Aim.
Filter out everything except lines holding "different".

-- START OF Data --

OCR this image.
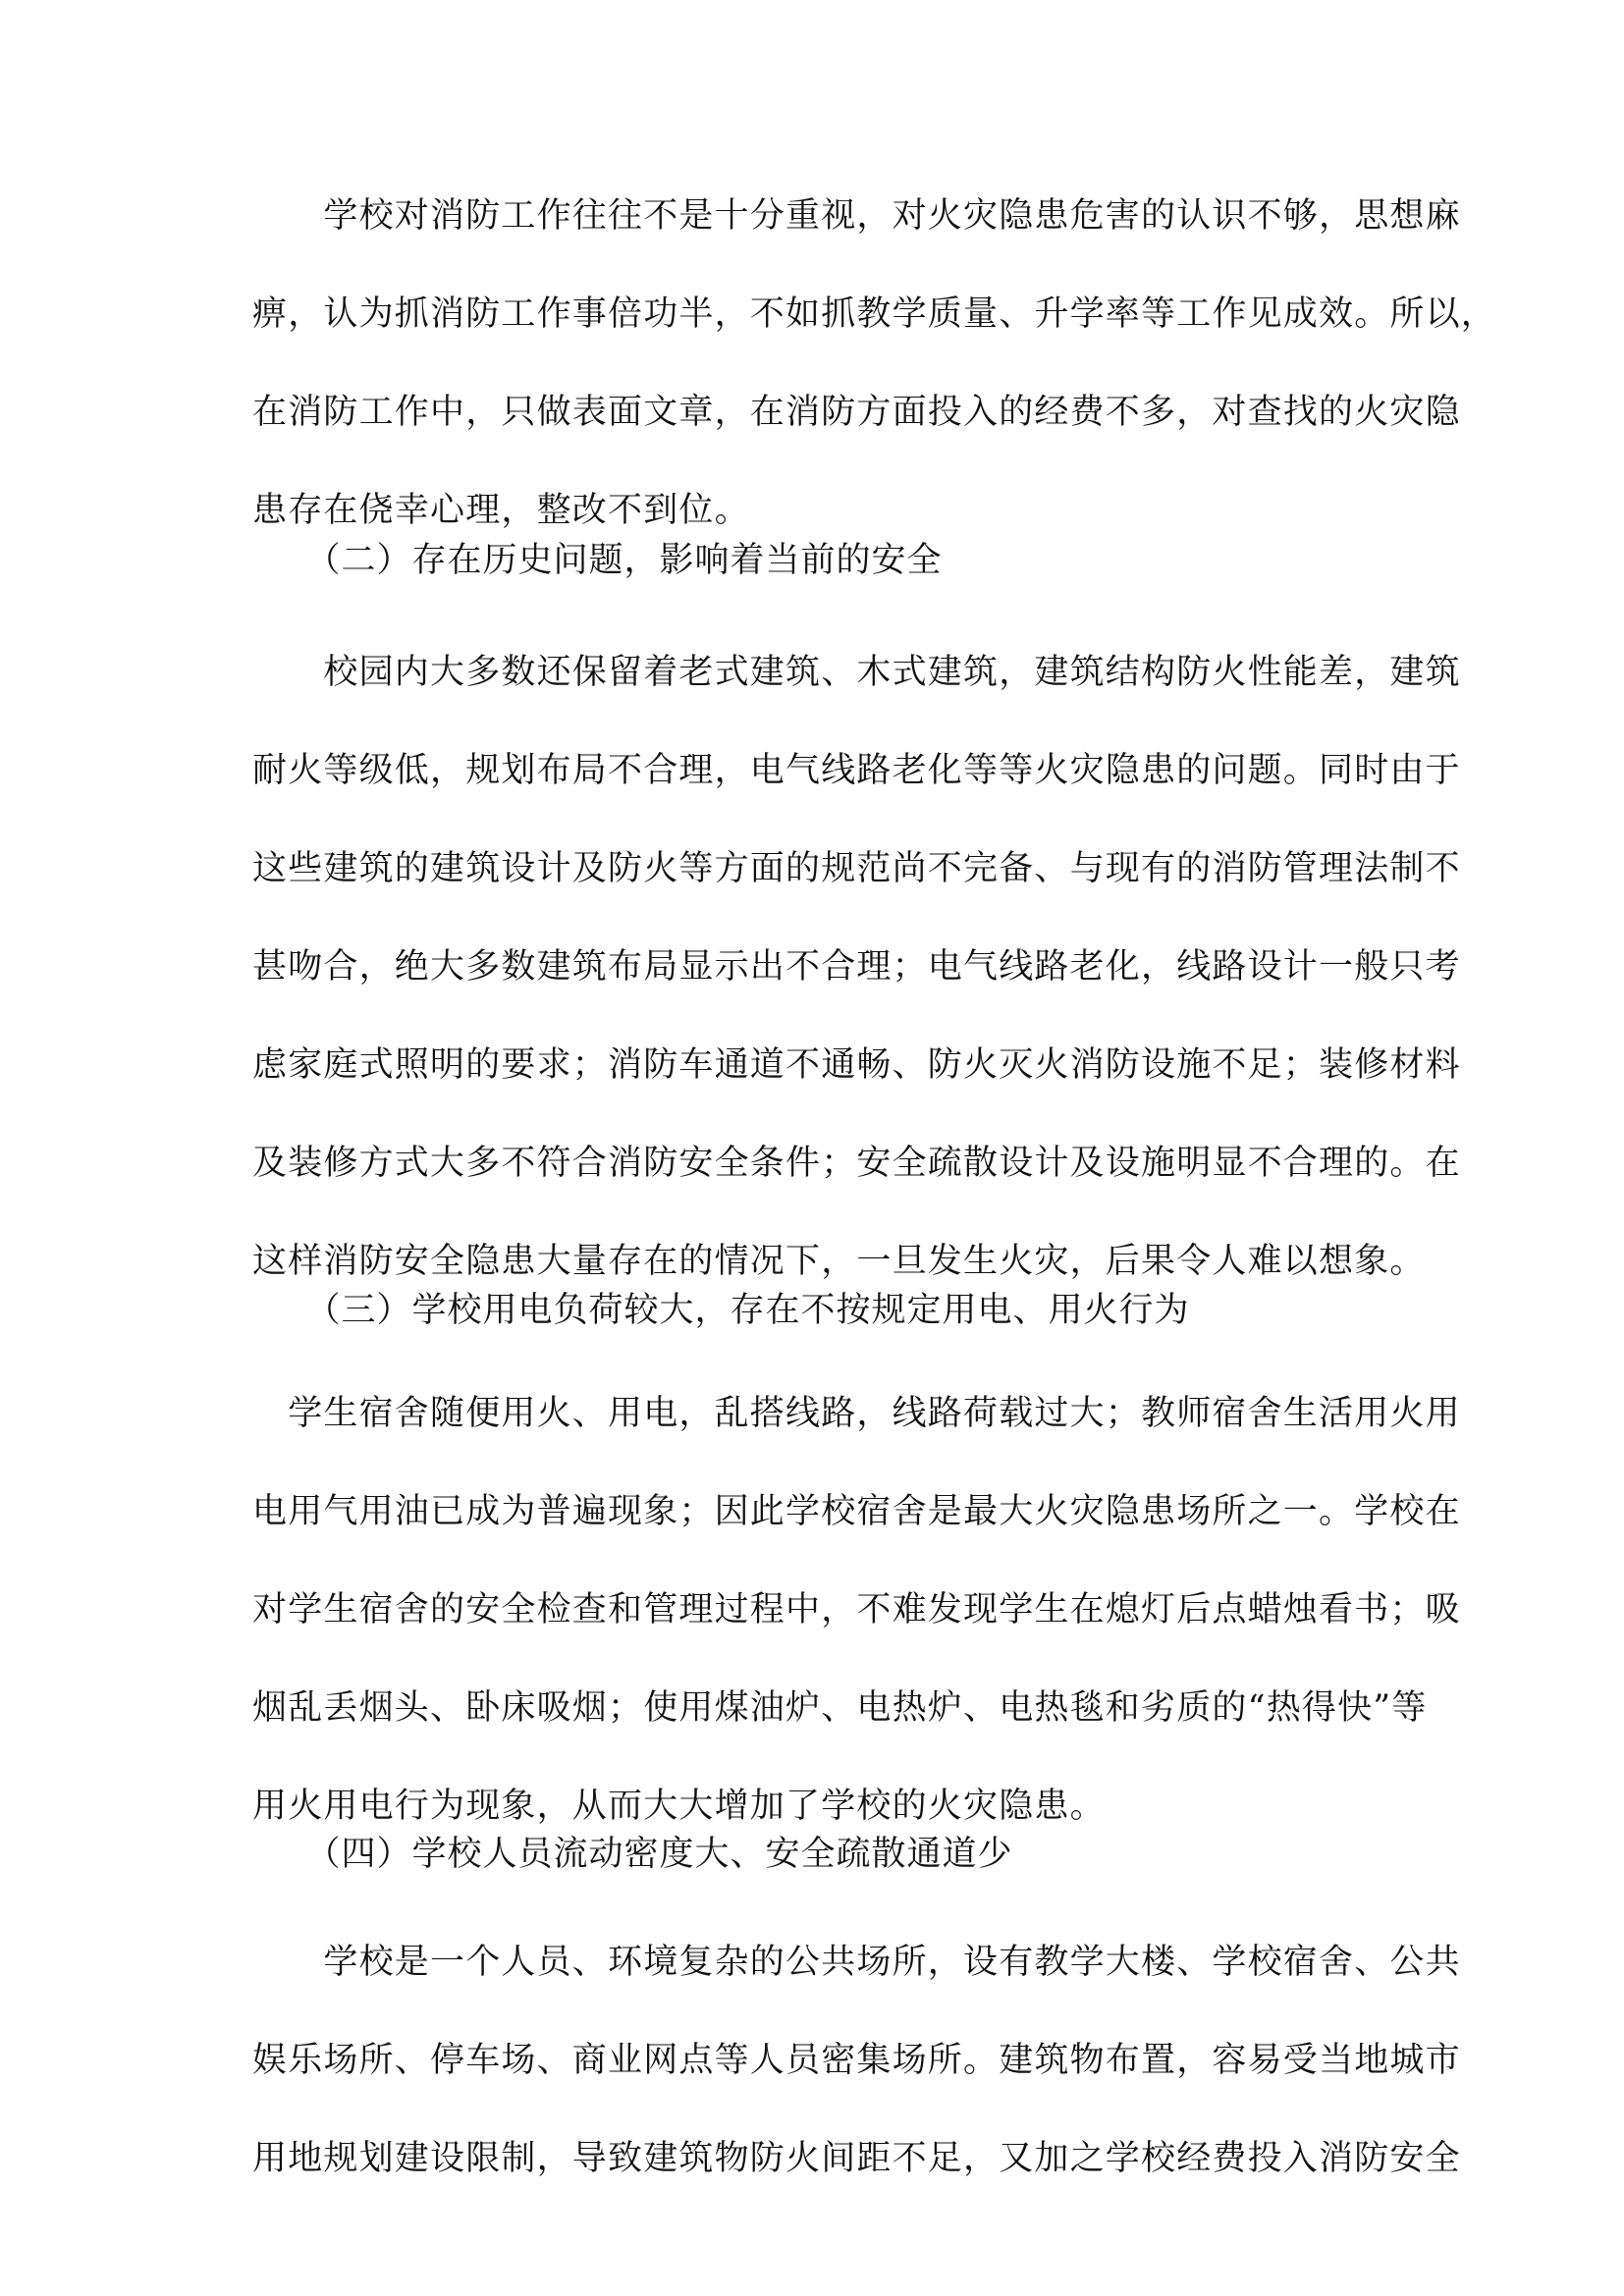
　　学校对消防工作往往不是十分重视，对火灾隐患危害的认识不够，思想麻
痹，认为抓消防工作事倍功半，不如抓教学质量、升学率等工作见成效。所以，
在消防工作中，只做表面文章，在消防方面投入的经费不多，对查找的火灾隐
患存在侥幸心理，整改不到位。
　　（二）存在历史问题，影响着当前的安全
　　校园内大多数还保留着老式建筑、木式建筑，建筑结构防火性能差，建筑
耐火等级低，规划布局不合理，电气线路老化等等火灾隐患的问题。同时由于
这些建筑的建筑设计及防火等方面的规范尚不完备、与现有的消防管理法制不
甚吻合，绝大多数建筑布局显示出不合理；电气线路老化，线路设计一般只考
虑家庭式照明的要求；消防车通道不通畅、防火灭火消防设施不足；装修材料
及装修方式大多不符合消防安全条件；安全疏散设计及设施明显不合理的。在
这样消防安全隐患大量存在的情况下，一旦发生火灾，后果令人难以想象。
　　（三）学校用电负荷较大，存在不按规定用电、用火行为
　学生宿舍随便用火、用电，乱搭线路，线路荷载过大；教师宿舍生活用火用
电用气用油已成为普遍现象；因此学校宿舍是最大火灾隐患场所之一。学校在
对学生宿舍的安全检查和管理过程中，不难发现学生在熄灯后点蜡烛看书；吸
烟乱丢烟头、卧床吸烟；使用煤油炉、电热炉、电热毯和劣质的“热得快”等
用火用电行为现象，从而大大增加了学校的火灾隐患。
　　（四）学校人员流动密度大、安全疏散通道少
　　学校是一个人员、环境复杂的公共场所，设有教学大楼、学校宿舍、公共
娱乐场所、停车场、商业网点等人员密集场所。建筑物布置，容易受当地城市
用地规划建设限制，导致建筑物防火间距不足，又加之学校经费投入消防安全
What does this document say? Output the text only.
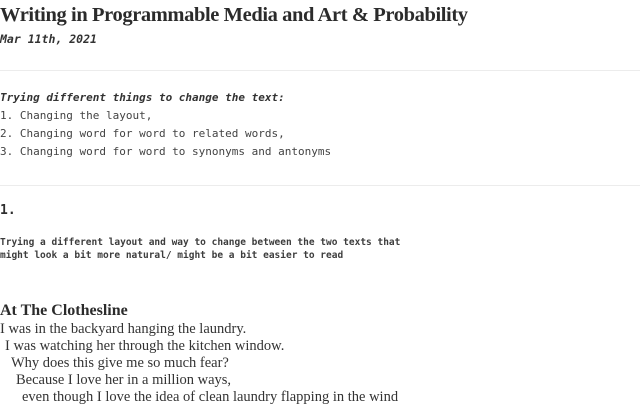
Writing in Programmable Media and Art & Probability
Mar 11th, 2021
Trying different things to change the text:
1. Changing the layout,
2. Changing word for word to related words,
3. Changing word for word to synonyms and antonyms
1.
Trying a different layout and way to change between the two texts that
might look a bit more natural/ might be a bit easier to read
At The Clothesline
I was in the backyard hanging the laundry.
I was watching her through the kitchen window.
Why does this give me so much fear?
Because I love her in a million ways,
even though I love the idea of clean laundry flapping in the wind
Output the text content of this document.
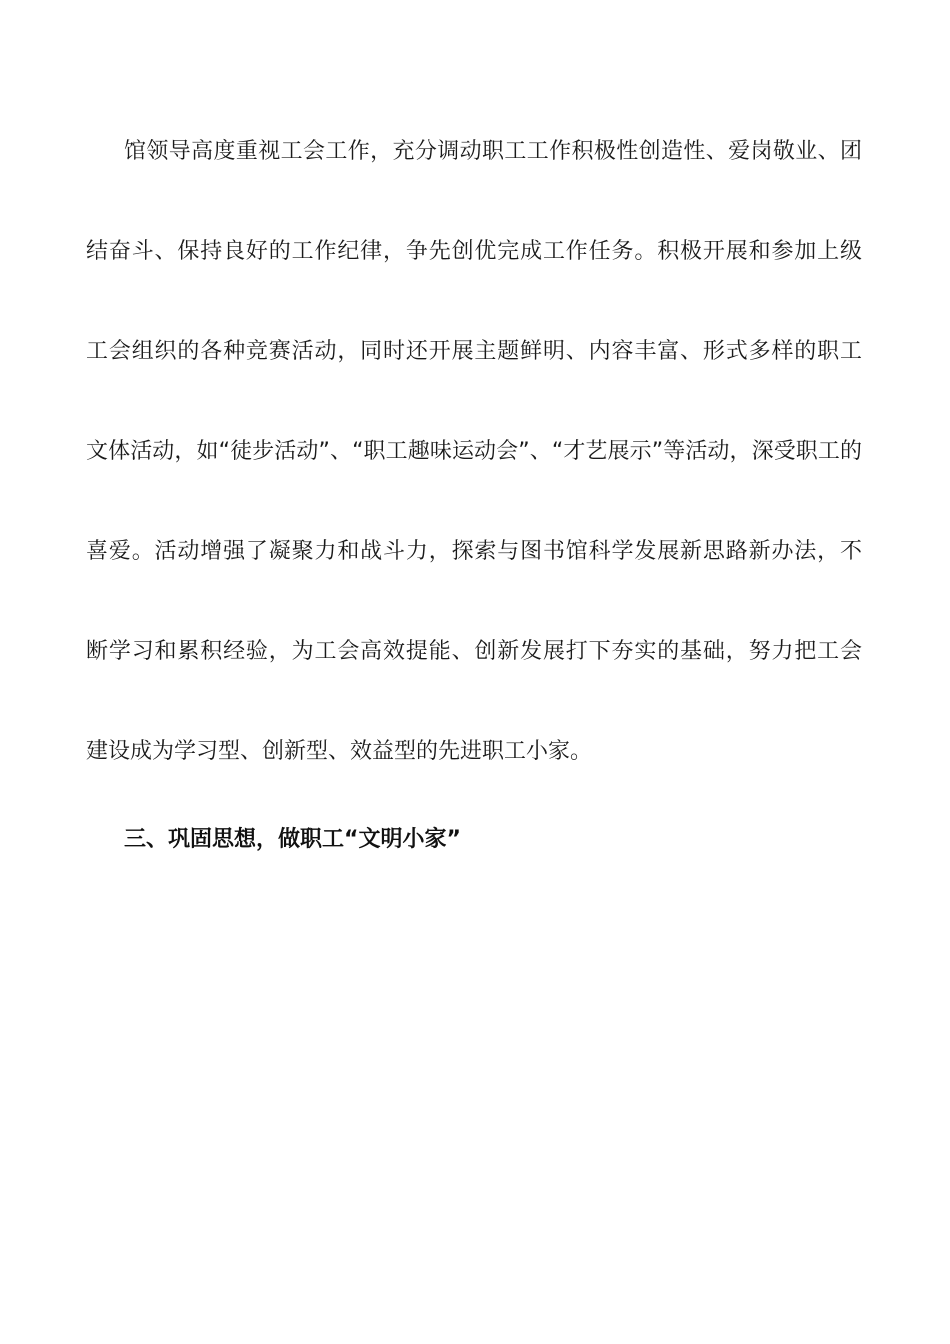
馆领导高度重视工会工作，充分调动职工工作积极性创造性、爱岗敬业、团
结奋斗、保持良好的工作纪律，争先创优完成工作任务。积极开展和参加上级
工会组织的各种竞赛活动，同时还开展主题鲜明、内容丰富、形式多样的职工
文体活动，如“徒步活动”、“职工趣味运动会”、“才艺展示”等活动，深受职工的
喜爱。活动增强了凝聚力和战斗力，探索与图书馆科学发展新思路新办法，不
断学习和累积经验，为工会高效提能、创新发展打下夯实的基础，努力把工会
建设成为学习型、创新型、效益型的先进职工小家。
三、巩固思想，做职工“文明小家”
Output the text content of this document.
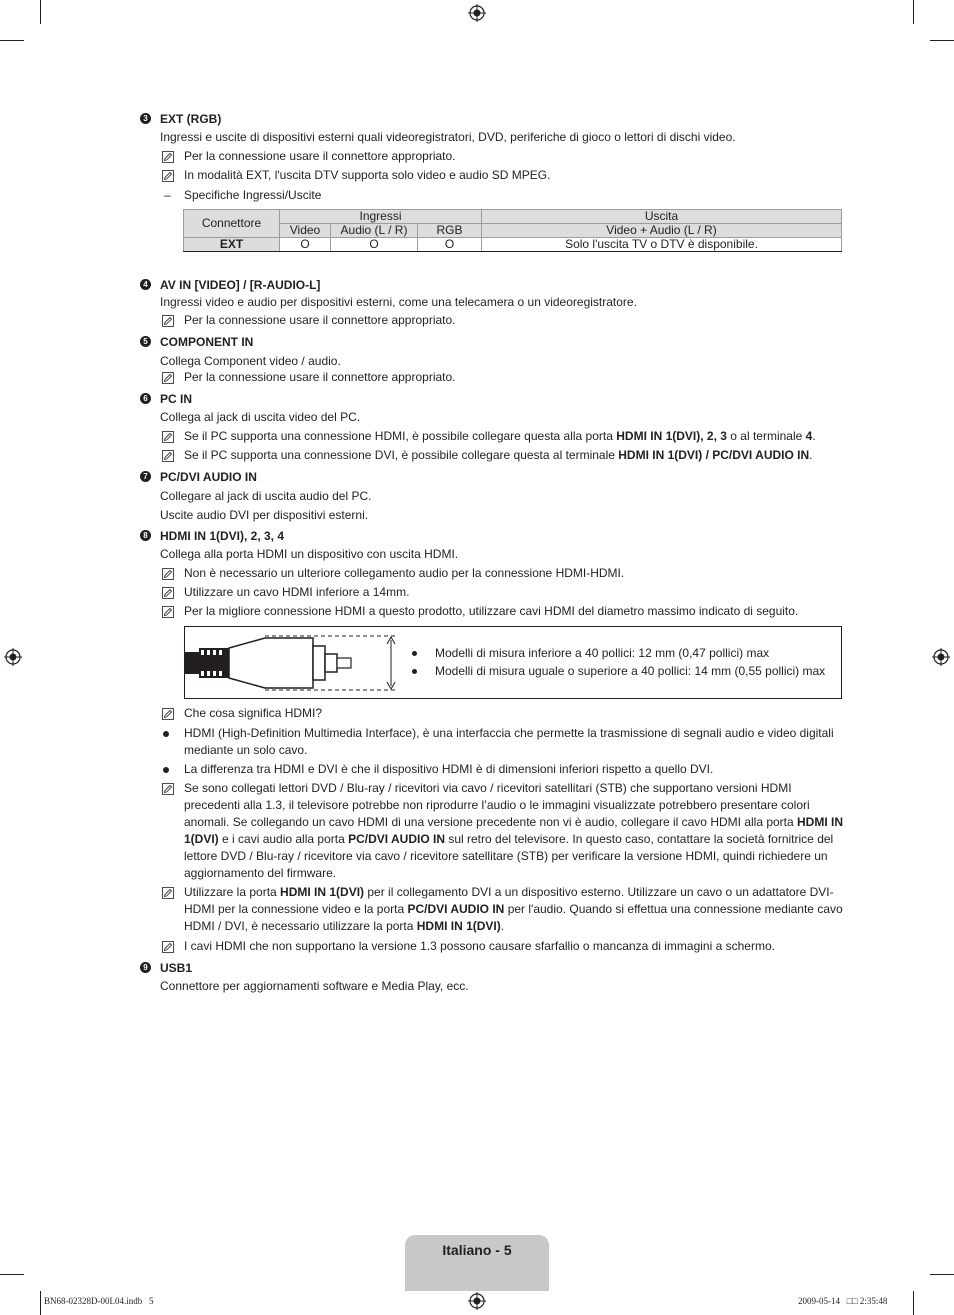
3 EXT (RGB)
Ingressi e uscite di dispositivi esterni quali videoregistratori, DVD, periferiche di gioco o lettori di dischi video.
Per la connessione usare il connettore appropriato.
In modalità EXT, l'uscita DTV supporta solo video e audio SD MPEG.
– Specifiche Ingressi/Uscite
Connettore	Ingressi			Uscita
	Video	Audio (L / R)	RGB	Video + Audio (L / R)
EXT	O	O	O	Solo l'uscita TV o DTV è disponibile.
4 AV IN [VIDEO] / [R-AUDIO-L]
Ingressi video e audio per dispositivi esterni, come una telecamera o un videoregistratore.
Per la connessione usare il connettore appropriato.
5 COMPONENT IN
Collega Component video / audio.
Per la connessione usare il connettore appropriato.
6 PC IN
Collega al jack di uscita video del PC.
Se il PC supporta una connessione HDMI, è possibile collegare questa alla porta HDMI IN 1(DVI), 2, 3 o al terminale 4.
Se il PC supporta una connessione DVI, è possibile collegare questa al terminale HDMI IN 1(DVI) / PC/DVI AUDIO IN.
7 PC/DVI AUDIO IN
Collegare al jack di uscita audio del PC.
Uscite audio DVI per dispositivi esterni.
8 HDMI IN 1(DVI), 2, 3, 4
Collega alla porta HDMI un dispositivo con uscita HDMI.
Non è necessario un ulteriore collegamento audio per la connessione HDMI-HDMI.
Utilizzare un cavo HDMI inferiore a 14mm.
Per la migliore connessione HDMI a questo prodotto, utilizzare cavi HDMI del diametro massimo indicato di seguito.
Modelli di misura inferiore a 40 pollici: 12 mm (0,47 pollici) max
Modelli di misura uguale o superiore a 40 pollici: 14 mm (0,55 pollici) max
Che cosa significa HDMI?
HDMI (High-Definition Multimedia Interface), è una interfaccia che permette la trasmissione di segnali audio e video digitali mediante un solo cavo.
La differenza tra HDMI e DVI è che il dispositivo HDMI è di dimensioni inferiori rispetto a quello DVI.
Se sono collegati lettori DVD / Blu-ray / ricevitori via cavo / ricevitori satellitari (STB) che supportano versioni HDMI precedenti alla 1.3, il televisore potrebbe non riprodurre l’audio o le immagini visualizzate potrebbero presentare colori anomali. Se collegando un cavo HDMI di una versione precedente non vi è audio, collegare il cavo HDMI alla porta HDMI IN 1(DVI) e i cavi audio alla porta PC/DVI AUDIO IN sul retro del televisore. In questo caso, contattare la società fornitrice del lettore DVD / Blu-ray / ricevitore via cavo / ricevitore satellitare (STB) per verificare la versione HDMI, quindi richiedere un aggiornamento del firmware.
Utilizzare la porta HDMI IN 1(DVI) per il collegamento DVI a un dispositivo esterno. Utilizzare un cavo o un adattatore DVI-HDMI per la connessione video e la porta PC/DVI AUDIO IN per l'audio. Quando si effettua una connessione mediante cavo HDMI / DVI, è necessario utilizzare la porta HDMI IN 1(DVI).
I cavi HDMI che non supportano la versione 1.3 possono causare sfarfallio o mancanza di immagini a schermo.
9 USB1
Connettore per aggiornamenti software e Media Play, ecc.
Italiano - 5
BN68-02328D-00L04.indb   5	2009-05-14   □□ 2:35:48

-- END OF Data --

The solution.
Trying different things to change the text:
Trying a different layout and way to change between the two texts that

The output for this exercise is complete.